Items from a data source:
┌────────
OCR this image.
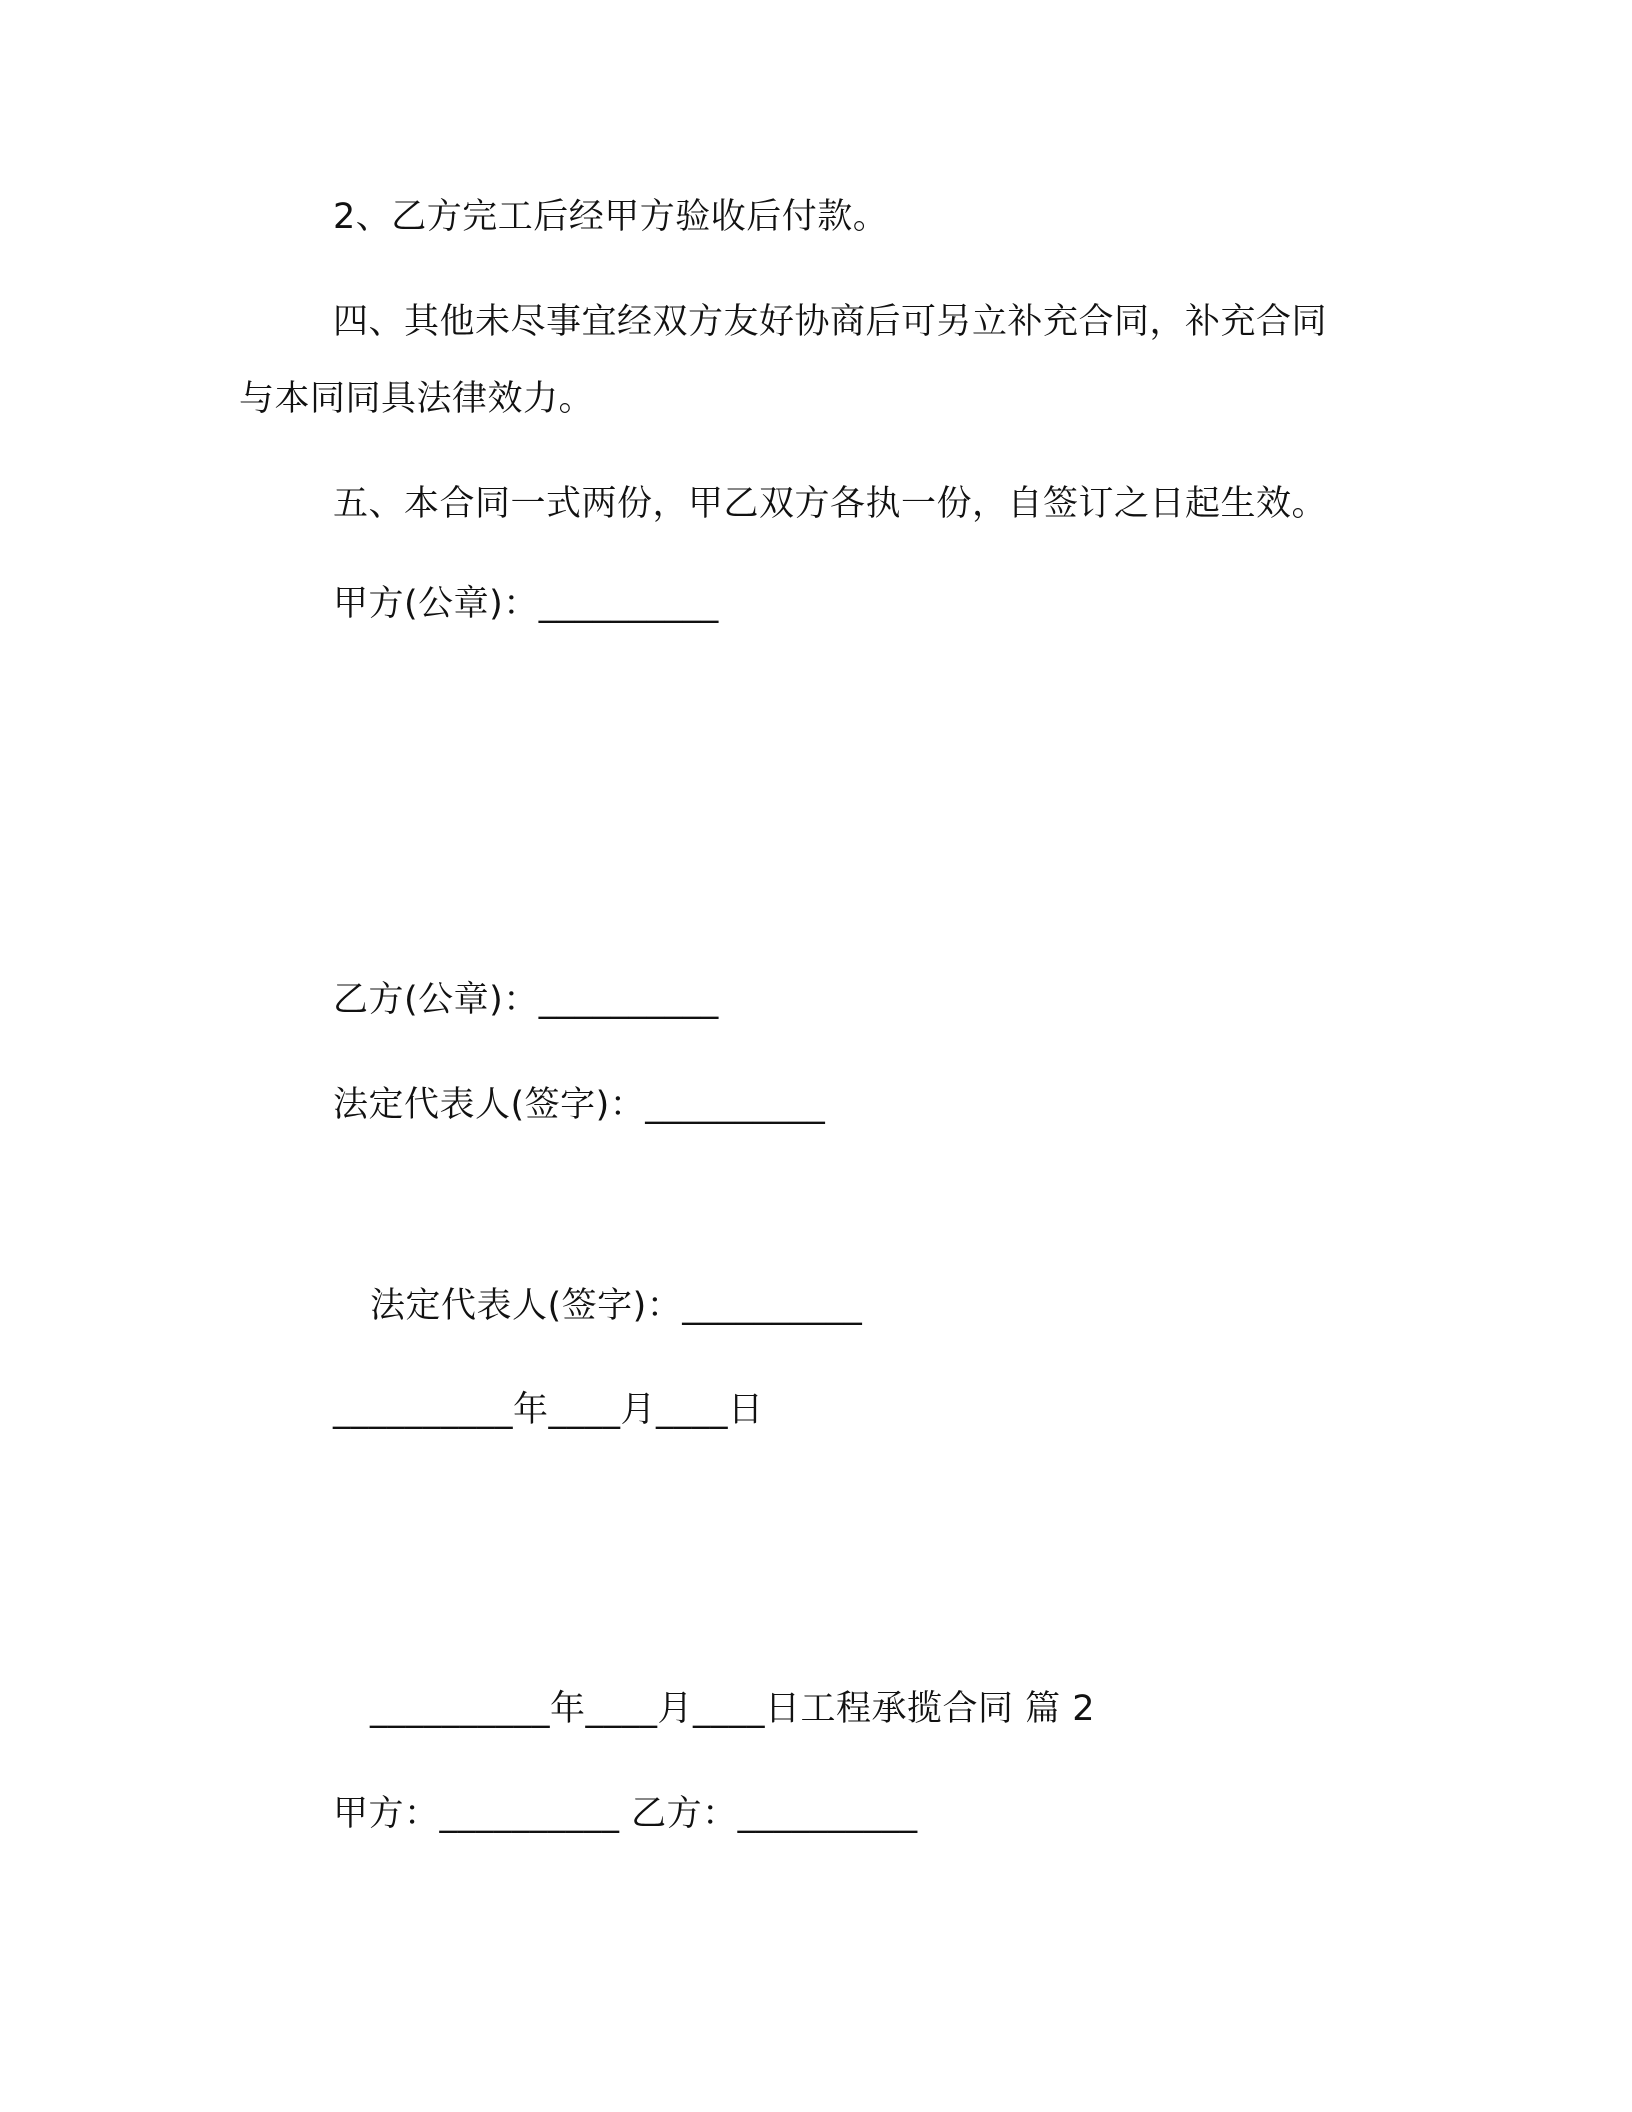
2、乙方完工后经甲方验收后付款。
四、其他未尽事宜经双方友好协商后可另立补充合同，补充合同
与本同同具法律效力。
五、本合同一式两份，甲乙双方各执一份，自签订之日起生效。
甲方(公章)：__________
乙方(公章)：__________
法定代表人(签字)：__________
法定代表人(签字)：__________
__________年____月____日
__________年____月____日工程承揽合同 篇 2
甲方：__________ 乙方：__________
└────────
Leave out the pictures and give the rest of the records again exactly.

OCR this image.
2、乙方完工后经甲方验收后付款。
四、其他未尽事宜经双方友好协商后可另立补充合同，补充合同
与本同同具法律效力。
五、本合同一式两份，甲乙双方各执一份，自签订之日起生效。
甲方(公章)：__________
乙方(公章)：__________
法定代表人(签字)：__________
法定代表人(签字)：__________
__________年____月____日
__________年____月____日工程承揽合同 篇 2
甲方：__________ 乙方：__________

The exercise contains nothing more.